• [SUPPLIED TEXT]:
Goat Girl were tipped in all the local press and web sites before the gig, and seemed to be name dropped by most people attending. Judging by the looks on the four women who took to the stage, they seemed to be a bit bemused by all the fuss, as though they would rather be elsewhere writing a song, so just having a drink. There did seem to be a bit of “Well, entertain us then” atmosphere amongst the crowd, which seldom helps the situation, especially when a band has barely been around for long and is still trying to find their musical heart, and they are away from “home” aka Peckham, where they will have been supported along the way. Still using pseudonym to protect their sanity, Lottie Cream acted as their main vocalist, also playing guitars. Her subdued vocals were sometimes barely audible over the raw, pulsing sounds. The music industry can be brutal but at least let them have some time to develop before exposing them to the blinding light or publicity

Now HMLTD have no such inhibitions when they are on a stage to be witnessed by many. The more witnesses there are, the more extravagant they will be. They seem to love dressing up, whether it be from a white leather jacked with frills on worn by one of the guitarists, to the seemingly Freddie Mercury inspired performance by front man Henry Spychalski, a name that is as dramatic as unlikely as it is to be real. Each song appeared to contain an amalgam of 3 different songs, with style changes a plenty, producing a restless, turbo charged demonstration of how to catch and hold peoples attention. And that was at only at 4pm.

• [SHORT PROBLEM 1]: From the rows, copy out the stretch from the line containing "document-body <box>142 142 812 930</box>" through the line containing "681 812 831</box>" exactly as they appear, and nothing else.

• [LISTED ENTRIES]:

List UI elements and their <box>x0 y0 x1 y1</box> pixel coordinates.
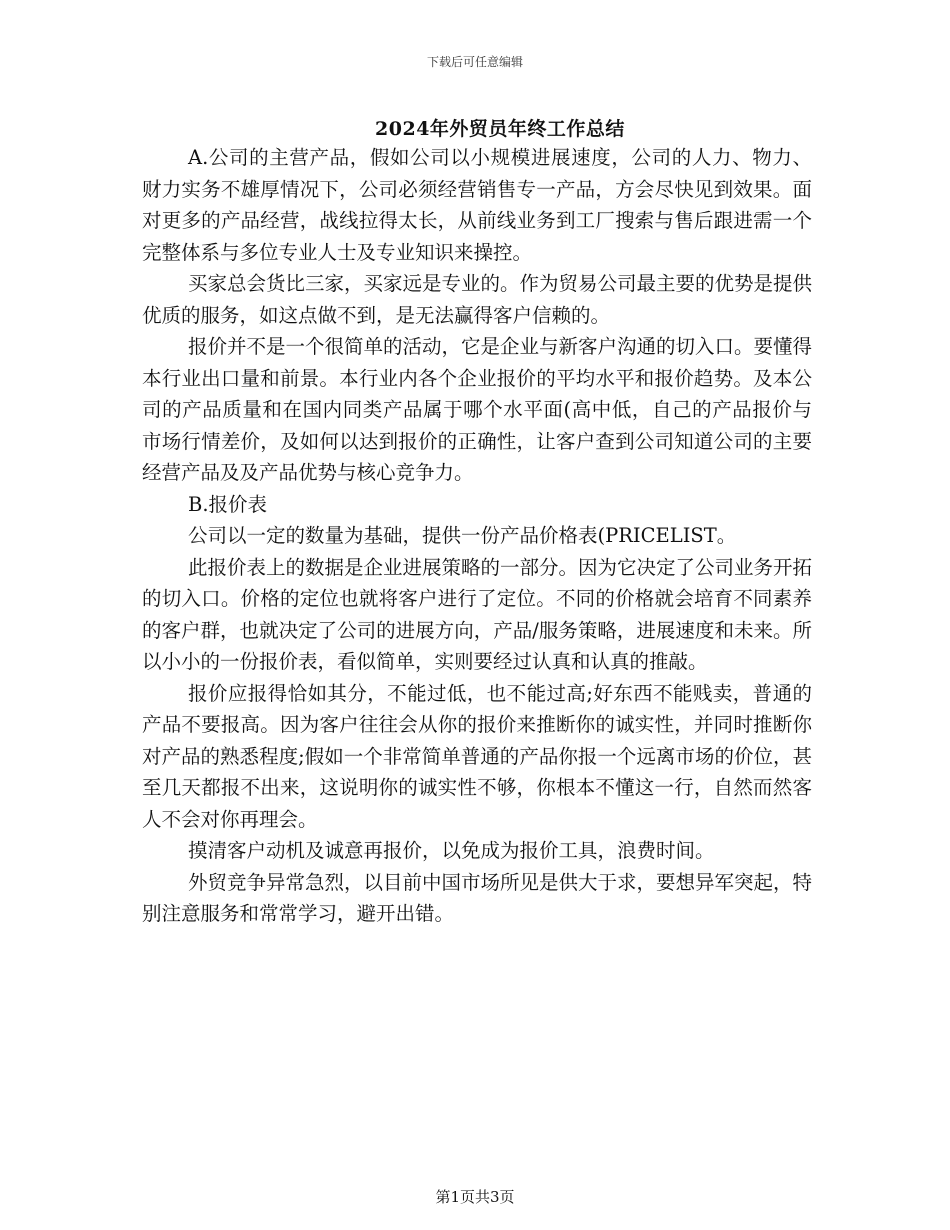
document-body <box>142 142 812 930</box>
paragraph: 外贸竞争异常急烈，以目前中国市场所见是供大于求，要想异军突起，特别注意服务和常常学习，避开出错。 <box>142 870 813 925</box>
paragraph: 报价应报得恰如其分，不能过低，也不能过高;好东西不能贱卖，普通的产品不要报高。因为客户往往会从你的报价来推断你的诚实性，并同时推断你对产品的熟悉程度;假如一个非常简单普通的产品你报一个远离市场的价位，甚至几天都报不出来，这说明你的诚实性不够，你根本不懂这一行，自然而然客人不会对你再理会。 <box>142 681 812 831</box>
document-title: 2024年外贸员年终工作总结 <box>375 118 625 140</box>
paragraph: 此报价表上的数据是企业进展策略的一部分。因为它决定了公司业务开拓的切入口。价格的定位也就将客户进行了定位。不同的价格就会培育不同素养的客户群，也就决定了公司的进展方向，产品/服务策略，进展速度和未来。所以小小的一份报价表，看似简单，实则要经过认真和认真的推敲。 <box>142 555 813 673</box>
paragraph: 买家总会货比三家，买家远是专业的。作为贸易公司最主要的优势是提供优质的服务，如这点做不到，是无法赢得客户信赖的。 <box>142 272 813 327</box>
paragraph: 摸清客户动机及诚意再报价，以免成为报价工具，浪费时间。 <box>188 839 715 862</box>
paragraph: 报价并不是一个很简单的活动，它是企业与新客户沟通的切入口。要懂得本行业出口量和前景。本行业内各个企业报价的平均水平和报价趋势。及本公司的产品质量和在国内同类产品属于哪个水平面(高中低，自己的产品报价与市场行情差价，及如何以达到报价的正确性，让客户查到公司知道公司的主要经营产品及及产品优势与核心竞争力。 <box>142 335 813 484</box>
paragraph: 公司以一定的数量为基础，提供一份产品价格表(PRICELIST。 <box>188 524 737 547</box>
section-heading: B.报价表 <box>188 492 268 516</box>
page-header: 下载后可任意编辑 <box>426 55 523 69</box>
page-number: 第1页共3页 <box>435 1188 515 1206</box>
paragraph: A.公司的主营产品，假如公司以小规模进展速度，公司的人力、物力、财力实务不雄厚情况下，公司必须经营销售专一产品，方会尽快见到效果。面对更多的产品经营，战线拉得太长，从前线业务到工厂搜索与售后跟进需一个完整体系与多位专业人士及专业知识来操控。 <box>142 146 812 264</box>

• [SHORT PROBLEM 2]: Continue the gig review from the point where it stops.

• [EXERCISE ANSWER 1]:
document-body <box>142 142 812 930</box>
paragraph: 外贸竞争异常急烈，以目前中国市场所见是供大于求，要想异军突起，特别注意服务和常常学习，避开出错。 <box>142 870 813 925</box>
paragraph: 报价应报得恰如其分，不能过低，也不能过高;好东西不能贱卖，普通的产品不要报高。因为客户往往会从你的报价来推断你的诚实性，并同时推断你对产品的熟悉程度;假如一个非常简单普通的产品你报一个远离市场的价位，甚至几天都报不出来，这说明你的诚实性不够，你根本不懂这一行，自然而然客人不会对你再理会。 <box>142 681 812 831</box>

• [EXERCISE ANSWER 2]:
So, after the storm, a contrasting change of pace was found over at St. Philips Church, in the form of Living Body. Sometimes a four-piece, the explanation for only appearing as a duo at SFTOC was put down to a combination of broken bones, staying in bed, or work. Pick any two from three. However, churches are designed for having music played in them, and if the artist understands this fact, then they can exploit it to the full. Jeff Smith (formerly, Juffage) stood alongside Katie Harkin (aka Sky Larkin) in front of the alter, and when they harmonised, did fill the venue with an array of delicate sounds, laced with Smith’s acerbic view on life, such as “Cash is king/then you’re gone”

It wasn’t just the bands that generated pleasure; there seemed to be a permanent queue outside the Old Pint Pot to get a picture with one of the 13 totems that were dotted across the sites, the one blew out bubbles. Some people are easily pleased and thanks for that. Then when the illuminated gloves came out, well, it was like Christmas has come early for some of the rather adult kids

The fact it is a functioning Church, with a no alcohol restriction, did not stop the sound of the pressurised fizz of a tinnie being opened at regular intervals during the performance by Ex Easter Island Head, with Laura Cannell & the BBC Philharmonic Ensemble at Salford Cathedral. Again, the unit exploited to the full the acoustics of the venue, generating fragile sound created with combinations of violin and guitar strings either being crossed with a bow or tapped with drum sticks.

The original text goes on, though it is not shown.